▶ _AIM_:
Reproduce exactly the lines below, starting at the line that contains "What does this" and ending with the last line of the records, both included; leave out any pictures.

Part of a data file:

☆ ☆ ☆ ☆ ☆ ☆ ☆

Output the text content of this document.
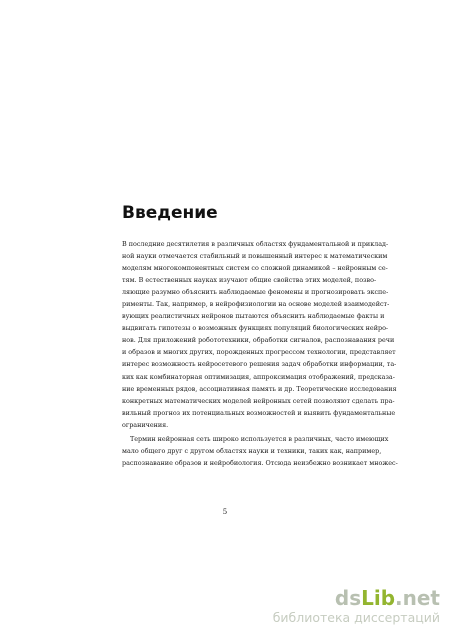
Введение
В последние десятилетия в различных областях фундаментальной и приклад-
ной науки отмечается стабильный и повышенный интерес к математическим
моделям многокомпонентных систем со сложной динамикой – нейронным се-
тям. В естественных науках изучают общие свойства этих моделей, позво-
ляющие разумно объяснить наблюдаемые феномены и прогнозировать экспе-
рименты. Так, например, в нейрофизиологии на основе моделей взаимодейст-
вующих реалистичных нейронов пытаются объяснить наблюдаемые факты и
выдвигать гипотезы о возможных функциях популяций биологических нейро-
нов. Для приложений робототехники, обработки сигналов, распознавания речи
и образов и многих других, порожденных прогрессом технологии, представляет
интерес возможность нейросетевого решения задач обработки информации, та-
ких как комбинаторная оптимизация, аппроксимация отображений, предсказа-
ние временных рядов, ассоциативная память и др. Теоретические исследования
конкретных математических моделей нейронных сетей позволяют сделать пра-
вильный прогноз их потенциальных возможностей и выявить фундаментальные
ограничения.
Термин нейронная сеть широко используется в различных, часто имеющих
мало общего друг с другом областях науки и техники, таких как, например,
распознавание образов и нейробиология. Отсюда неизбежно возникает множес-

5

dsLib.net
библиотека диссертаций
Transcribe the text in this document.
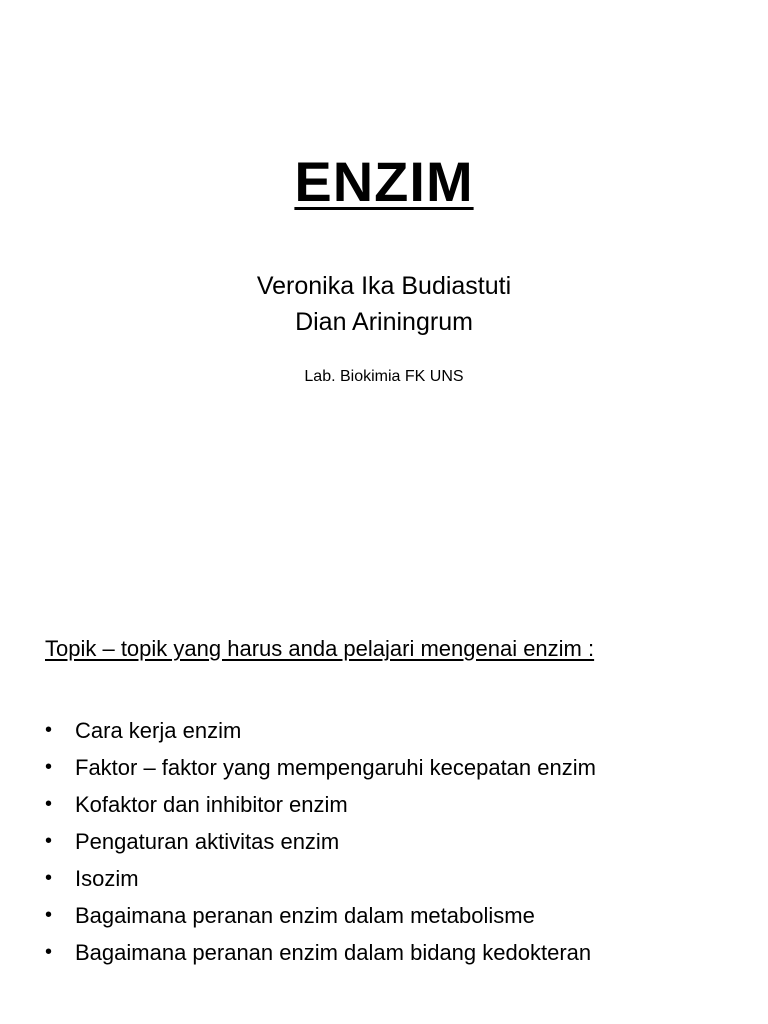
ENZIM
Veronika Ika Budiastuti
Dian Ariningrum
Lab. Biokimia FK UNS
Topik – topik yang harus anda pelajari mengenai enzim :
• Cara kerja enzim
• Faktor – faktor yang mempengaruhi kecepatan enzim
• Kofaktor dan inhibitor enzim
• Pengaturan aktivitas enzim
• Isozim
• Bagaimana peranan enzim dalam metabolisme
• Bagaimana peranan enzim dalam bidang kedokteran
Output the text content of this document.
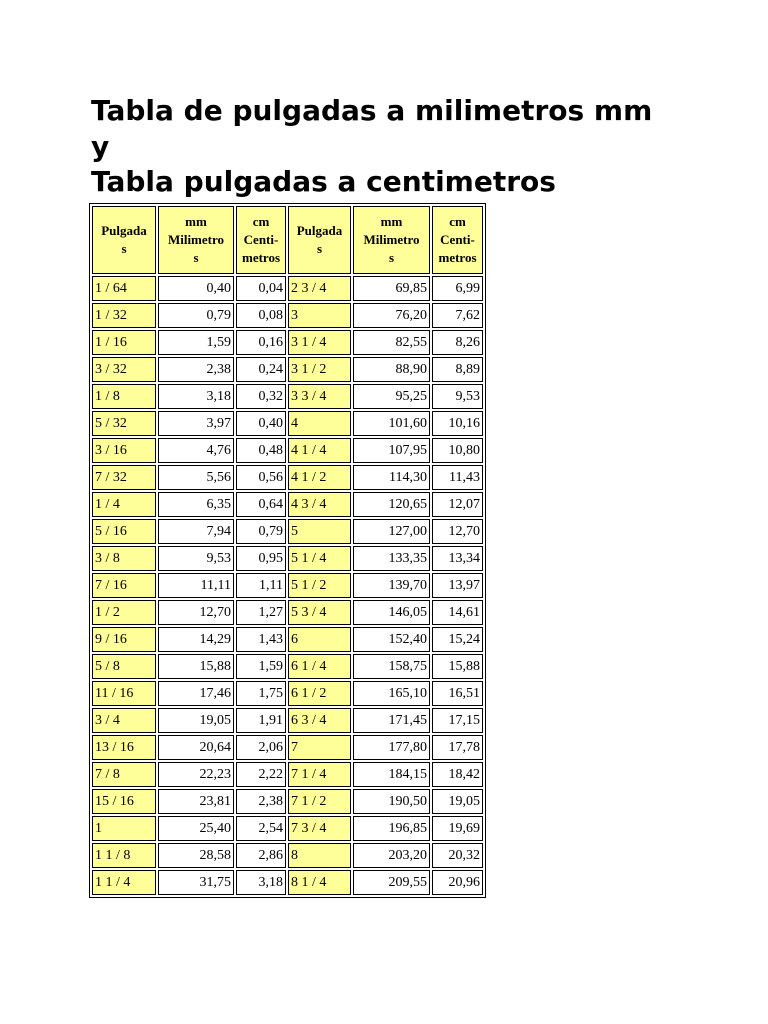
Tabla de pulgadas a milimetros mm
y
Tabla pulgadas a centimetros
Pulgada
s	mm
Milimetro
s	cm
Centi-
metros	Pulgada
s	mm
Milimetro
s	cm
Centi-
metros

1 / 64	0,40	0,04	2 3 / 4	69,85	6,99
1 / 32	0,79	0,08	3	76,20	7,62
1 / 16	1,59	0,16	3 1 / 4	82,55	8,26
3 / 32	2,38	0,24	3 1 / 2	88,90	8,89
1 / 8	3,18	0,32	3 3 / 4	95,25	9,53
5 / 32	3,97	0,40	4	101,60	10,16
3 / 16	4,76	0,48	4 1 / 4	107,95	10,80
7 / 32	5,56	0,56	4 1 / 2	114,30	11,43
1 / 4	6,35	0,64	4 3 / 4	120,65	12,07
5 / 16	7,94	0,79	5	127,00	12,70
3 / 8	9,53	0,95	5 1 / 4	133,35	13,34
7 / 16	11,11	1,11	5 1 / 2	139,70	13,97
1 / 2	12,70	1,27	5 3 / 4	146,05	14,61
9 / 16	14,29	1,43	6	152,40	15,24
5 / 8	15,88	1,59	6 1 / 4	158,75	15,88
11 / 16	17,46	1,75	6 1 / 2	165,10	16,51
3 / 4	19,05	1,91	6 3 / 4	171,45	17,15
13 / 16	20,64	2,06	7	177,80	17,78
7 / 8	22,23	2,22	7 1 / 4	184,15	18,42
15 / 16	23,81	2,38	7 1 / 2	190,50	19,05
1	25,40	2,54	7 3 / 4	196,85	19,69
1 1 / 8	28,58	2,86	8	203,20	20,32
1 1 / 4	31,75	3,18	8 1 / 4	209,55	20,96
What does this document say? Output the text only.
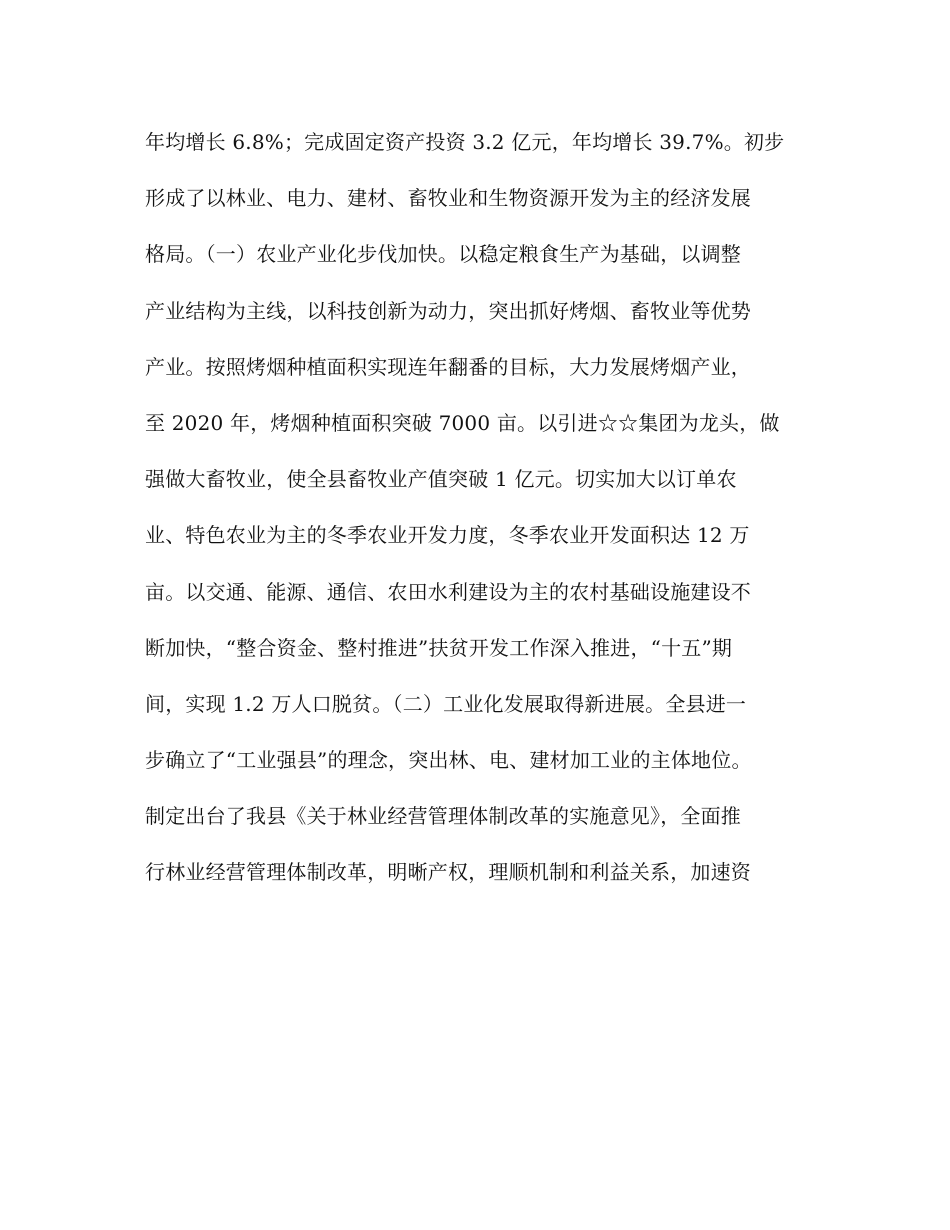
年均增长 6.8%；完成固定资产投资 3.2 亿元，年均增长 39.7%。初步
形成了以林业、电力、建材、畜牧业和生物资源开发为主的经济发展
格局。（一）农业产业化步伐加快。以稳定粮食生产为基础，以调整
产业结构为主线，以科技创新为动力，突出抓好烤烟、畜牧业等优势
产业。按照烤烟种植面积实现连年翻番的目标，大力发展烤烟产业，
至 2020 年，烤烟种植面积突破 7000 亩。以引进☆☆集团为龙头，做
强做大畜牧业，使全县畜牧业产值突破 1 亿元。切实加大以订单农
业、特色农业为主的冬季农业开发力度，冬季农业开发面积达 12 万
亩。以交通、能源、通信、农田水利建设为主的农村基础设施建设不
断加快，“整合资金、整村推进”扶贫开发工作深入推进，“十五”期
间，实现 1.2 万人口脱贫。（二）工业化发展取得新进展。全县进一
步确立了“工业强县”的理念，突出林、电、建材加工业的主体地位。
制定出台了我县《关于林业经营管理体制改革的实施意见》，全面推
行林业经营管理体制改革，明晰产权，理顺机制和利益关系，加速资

☆ ☆ ☆ ☆ ☆ ☆ ☆

▶ _TASK OUTPUT_:
What does this document say? Output the text only.
年均增长 6.8%；完成固定资产投资 3.2 亿元，年均增长 39.7%。初步
形成了以林业、电力、建材、畜牧业和生物资源开发为主的经济发展
格局。（一）农业产业化步伐加快。以稳定粮食生产为基础，以调整
产业结构为主线，以科技创新为动力，突出抓好烤烟、畜牧业等优势
产业。按照烤烟种植面积实现连年翻番的目标，大力发展烤烟产业，
至 2020 年，烤烟种植面积突破 7000 亩。以引进☆☆集团为龙头，做
强做大畜牧业，使全县畜牧业产值突破 1 亿元。切实加大以订单农
业、特色农业为主的冬季农业开发力度，冬季农业开发面积达 12 万
亩。以交通、能源、通信、农田水利建设为主的农村基础设施建设不
断加快，“整合资金、整村推进”扶贫开发工作深入推进，“十五”期
间，实现 1.2 万人口脱贫。（二）工业化发展取得新进展。全县进一
步确立了“工业强县”的理念，突出林、电、建材加工业的主体地位。
制定出台了我县《关于林业经营管理体制改革的实施意见》，全面推
行林业经营管理体制改革，明晰产权，理顺机制和利益关系，加速资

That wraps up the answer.